Write the records below out in full, character for character, with no pictures.

+++ INFORMATION SUPPLIED +++

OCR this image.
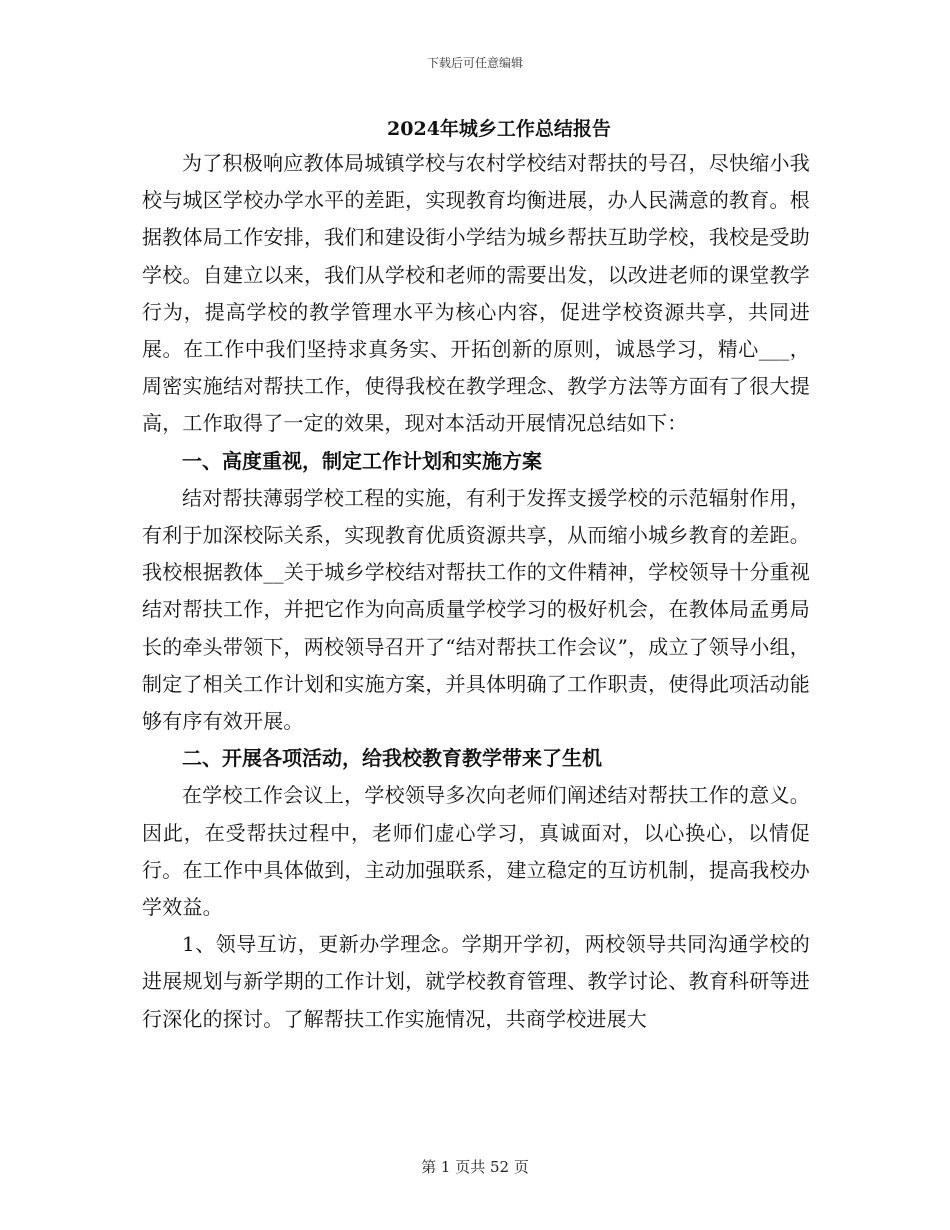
下载后可任意编辑
2024年城乡工作总结报告

为了积极响应教体局城镇学校与农村学校结对帮扶的号召，尽快缩小我校与城区学校办学水平的差距，实现教育均衡进展，办人民满意的教育。根据教体局工作安排，我们和建设街小学结为城乡帮扶互助学校，我校是受助学校。自建立以来，我们从学校和老师的需要出发，以改进老师的课堂教学行为，提高学校的教学管理水平为核心内容，促进学校资源共享，共同进展。在工作中我们坚持求真务实、开拓创新的原则，诚恳学习，精心___，周密实施结对帮扶工作，使得我校在教学理念、教学方法等方面有了很大提高，工作取得了一定的效果，现对本活动开展情况总结如下：

一、高度重视，制定工作计划和实施方案

结对帮扶薄弱学校工程的实施，有利于发挥支援学校的示范辐射作用，有利于加深校际关系，实现教育优质资源共享，从而缩小城乡教育的差距。我校根据教体__关于城乡学校结对帮扶工作的文件精神，学校领导十分重视结对帮扶工作，并把它作为向高质量学校学习的极好机会，在教体局孟勇局长的牵头带领下，两校领导召开了“结对帮扶工作会议”，成立了领导小组，制定了相关工作计划和实施方案，并具体明确了工作职责，使得此项活动能够有序有效开展。

二、开展各项活动，给我校教育教学带来了生机

在学校工作会议上，学校领导多次向老师们阐述结对帮扶工作的意义。因此，在受帮扶过程中，老师们虚心学习，真诚面对，以心换心，以情促行。在工作中具体做到，主动加强联系，建立稳定的互访机制，提高我校办学效益。

1、领导互访，更新办学理念。学期开学初，两校领导共同沟通学校的进展规划与新学期的工作计划，就学校教育管理、教学讨论、教育科研等进行深化的探讨。了解帮扶工作实施情况，共商学校进展大

第 1 页共 52 页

+++

**FULL ANSWER**
OCR this image.
下载后可任意编辑
2024年城乡工作总结报告

为了积极响应教体局城镇学校与农村学校结对帮扶的号召，尽快缩小我校与城区学校办学水平的差距，实现教育均衡进展，办人民满意的教育。根据教体局工作安排，我们和建设街小学结为城乡帮扶互助学校，我校是受助学校。自建立以来，我们从学校和老师的需要出发，以改进老师的课堂教学行为，提高学校的教学管理水平为核心内容，促进学校资源共享，共同进展。在工作中我们坚持求真务实、开拓创新的原则，诚恳学习，精心___，周密实施结对帮扶工作，使得我校在教学理念、教学方法等方面有了很大提高，工作取得了一定的效果，现对本活动开展情况总结如下：

一、高度重视，制定工作计划和实施方案

结对帮扶薄弱学校工程的实施，有利于发挥支援学校的示范辐射作用，有利于加深校际关系，实现教育优质资源共享，从而缩小城乡教育的差距。我校根据教体__关于城乡学校结对帮扶工作的文件精神，学校领导十分重视结对帮扶工作，并把它作为向高质量学校学习的极好机会，在教体局孟勇局长的牵头带领下，两校领导召开了“结对帮扶工作会议”，成立了领导小组，制定了相关工作计划和实施方案，并具体明确了工作职责，使得此项活动能够有序有效开展。

二、开展各项活动，给我校教育教学带来了生机

在学校工作会议上，学校领导多次向老师们阐述结对帮扶工作的意义。因此，在受帮扶过程中，老师们虚心学习，真诚面对，以心换心，以情促行。在工作中具体做到，主动加强联系，建立稳定的互访机制，提高我校办学效益。

1、领导互访，更新办学理念。学期开学初，两校领导共同沟通学校的进展规划与新学期的工作计划，就学校教育管理、教学讨论、教育科研等进行深化的探讨。了解帮扶工作实施情况，共商学校进展大

第 1 页共 52 页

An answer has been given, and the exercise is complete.